[Dataset listings of figures]
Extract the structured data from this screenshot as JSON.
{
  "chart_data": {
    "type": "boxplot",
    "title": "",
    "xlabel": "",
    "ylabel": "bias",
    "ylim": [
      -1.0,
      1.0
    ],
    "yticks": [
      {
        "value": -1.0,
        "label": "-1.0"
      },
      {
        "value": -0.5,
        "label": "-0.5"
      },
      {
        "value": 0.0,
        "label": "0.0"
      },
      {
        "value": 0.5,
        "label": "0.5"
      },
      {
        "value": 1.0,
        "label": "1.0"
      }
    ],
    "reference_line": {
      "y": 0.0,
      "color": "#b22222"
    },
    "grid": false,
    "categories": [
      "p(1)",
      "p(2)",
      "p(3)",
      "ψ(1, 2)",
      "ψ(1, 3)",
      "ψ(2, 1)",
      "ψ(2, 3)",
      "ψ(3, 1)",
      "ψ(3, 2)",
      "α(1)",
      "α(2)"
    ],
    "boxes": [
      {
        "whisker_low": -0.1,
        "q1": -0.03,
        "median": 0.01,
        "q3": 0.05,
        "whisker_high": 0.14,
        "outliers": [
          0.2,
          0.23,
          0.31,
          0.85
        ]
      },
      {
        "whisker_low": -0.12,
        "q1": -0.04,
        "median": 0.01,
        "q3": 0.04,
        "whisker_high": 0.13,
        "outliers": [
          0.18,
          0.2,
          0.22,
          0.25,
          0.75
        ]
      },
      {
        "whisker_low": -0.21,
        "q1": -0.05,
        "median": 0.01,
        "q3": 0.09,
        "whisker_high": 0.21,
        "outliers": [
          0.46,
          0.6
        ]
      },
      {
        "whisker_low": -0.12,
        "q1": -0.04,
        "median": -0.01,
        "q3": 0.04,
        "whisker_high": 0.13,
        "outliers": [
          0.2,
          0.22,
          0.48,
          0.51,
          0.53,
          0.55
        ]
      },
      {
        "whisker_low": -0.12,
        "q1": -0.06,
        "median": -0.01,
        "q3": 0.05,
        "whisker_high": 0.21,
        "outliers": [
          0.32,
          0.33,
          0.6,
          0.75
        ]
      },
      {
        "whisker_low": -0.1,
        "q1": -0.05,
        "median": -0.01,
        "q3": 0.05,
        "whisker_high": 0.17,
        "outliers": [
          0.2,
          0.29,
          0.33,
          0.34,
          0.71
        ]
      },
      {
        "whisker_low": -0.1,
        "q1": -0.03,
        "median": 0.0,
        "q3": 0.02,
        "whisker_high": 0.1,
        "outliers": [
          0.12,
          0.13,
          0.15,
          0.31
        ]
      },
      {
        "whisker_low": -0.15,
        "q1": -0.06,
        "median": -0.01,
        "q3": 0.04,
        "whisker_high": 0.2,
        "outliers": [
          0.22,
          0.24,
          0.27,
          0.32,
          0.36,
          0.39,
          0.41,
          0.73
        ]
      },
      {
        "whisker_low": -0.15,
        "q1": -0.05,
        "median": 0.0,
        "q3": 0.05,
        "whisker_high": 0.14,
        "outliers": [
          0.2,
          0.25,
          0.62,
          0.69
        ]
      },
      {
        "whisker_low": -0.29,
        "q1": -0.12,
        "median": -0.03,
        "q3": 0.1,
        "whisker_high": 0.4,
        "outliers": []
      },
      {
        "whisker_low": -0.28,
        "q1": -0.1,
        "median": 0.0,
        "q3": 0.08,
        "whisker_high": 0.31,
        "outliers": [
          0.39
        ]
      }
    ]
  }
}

» TASK DESCRIPTION:
The entries above should be repeated exactly, every one of them.

» EXERCISE OUTPUT:
Extract the structured data from this screenshot as JSON.
{
  "chart_data": {
    "type": "boxplot",
    "title": "",
    "xlabel": "",
    "ylabel": "bias",
    "ylim": [
      -1.0,
      1.0
    ],
    "yticks": [
      {
        "value": -1.0,
        "label": "-1.0"
      },
      {
        "value": -0.5,
        "label": "-0.5"
      },
      {
        "value": 0.0,
        "label": "0.0"
      },
      {
        "value": 0.5,
        "label": "0.5"
      },
      {
        "value": 1.0,
        "label": "1.0"
      }
    ],
    "reference_line": {
      "y": 0.0,
      "color": "#b22222"
    },
    "grid": false,
    "categories": [
      "p(1)",
      "p(2)",
      "p(3)",
      "ψ(1, 2)",
      "ψ(1, 3)",
      "ψ(2, 1)",
      "ψ(2, 3)",
      "ψ(3, 1)",
      "ψ(3, 2)",
      "α(1)",
      "α(2)"
    ],
    "boxes": [
      {
        "whisker_low": -0.1,
        "q1": -0.03,
        "median": 0.01,
        "q3": 0.05,
        "whisker_high": 0.14,
        "outliers": [
          0.2,
          0.23,
          0.31,
          0.85
        ]
      },
      {
        "whisker_low": -0.12,
        "q1": -0.04,
        "median": 0.01,
        "q3": 0.04,
        "whisker_high": 0.13,
        "outliers": [
          0.18,
          0.2,
          0.22,
          0.25,
          0.75
        ]
      },
      {
        "whisker_low": -0.21,
        "q1": -0.05,
        "median": 0.01,
        "q3": 0.09,
        "whisker_high": 0.21,
        "outliers": [
          0.46,
          0.6
        ]
      },
      {
        "whisker_low": -0.12,
        "q1": -0.04,
        "median": -0.01,
        "q3": 0.04,
        "whisker_high": 0.13,
        "outliers": [
          0.2,
          0.22,
          0.48,
          0.51,
          0.53,
          0.55
        ]
      },
      {
        "whisker_low": -0.12,
        "q1": -0.06,
        "median": -0.01,
        "q3": 0.05,
        "whisker_high": 0.21,
        "outliers": [
          0.32,
          0.33,
          0.6,
          0.75
        ]
      },
      {
        "whisker_low": -0.1,
        "q1": -0.05,
        "median": -0.01,
        "q3": 0.05,
        "whisker_high": 0.17,
        "outliers": [
          0.2,
          0.29,
          0.33,
          0.34,
          0.71
        ]
      },
      {
        "whisker_low": -0.1,
        "q1": -0.03,
        "median": 0.0,
        "q3": 0.02,
        "whisker_high": 0.1,
        "outliers": [
          0.12,
          0.13,
          0.15,
          0.31
        ]
      },
      {
        "whisker_low": -0.15,
        "q1": -0.06,
        "median": -0.01,
        "q3": 0.04,
        "whisker_high": 0.2,
        "outliers": [
          0.22,
          0.24,
          0.27,
          0.32,
          0.36,
          0.39,
          0.41,
          0.73
        ]
      },
      {
        "whisker_low": -0.15,
        "q1": -0.05,
        "median": 0.0,
        "q3": 0.05,
        "whisker_high": 0.14,
        "outliers": [
          0.2,
          0.25,
          0.62,
          0.69
        ]
      },
      {
        "whisker_low": -0.29,
        "q1": -0.12,
        "median": -0.03,
        "q3": 0.1,
        "whisker_high": 0.4,
        "outliers": []
      },
      {
        "whisker_low": -0.28,
        "q1": -0.1,
        "median": 0.0,
        "q3": 0.08,
        "whisker_high": 0.31,
        "outliers": [
          0.39
        ]
      }
    ]
  }
}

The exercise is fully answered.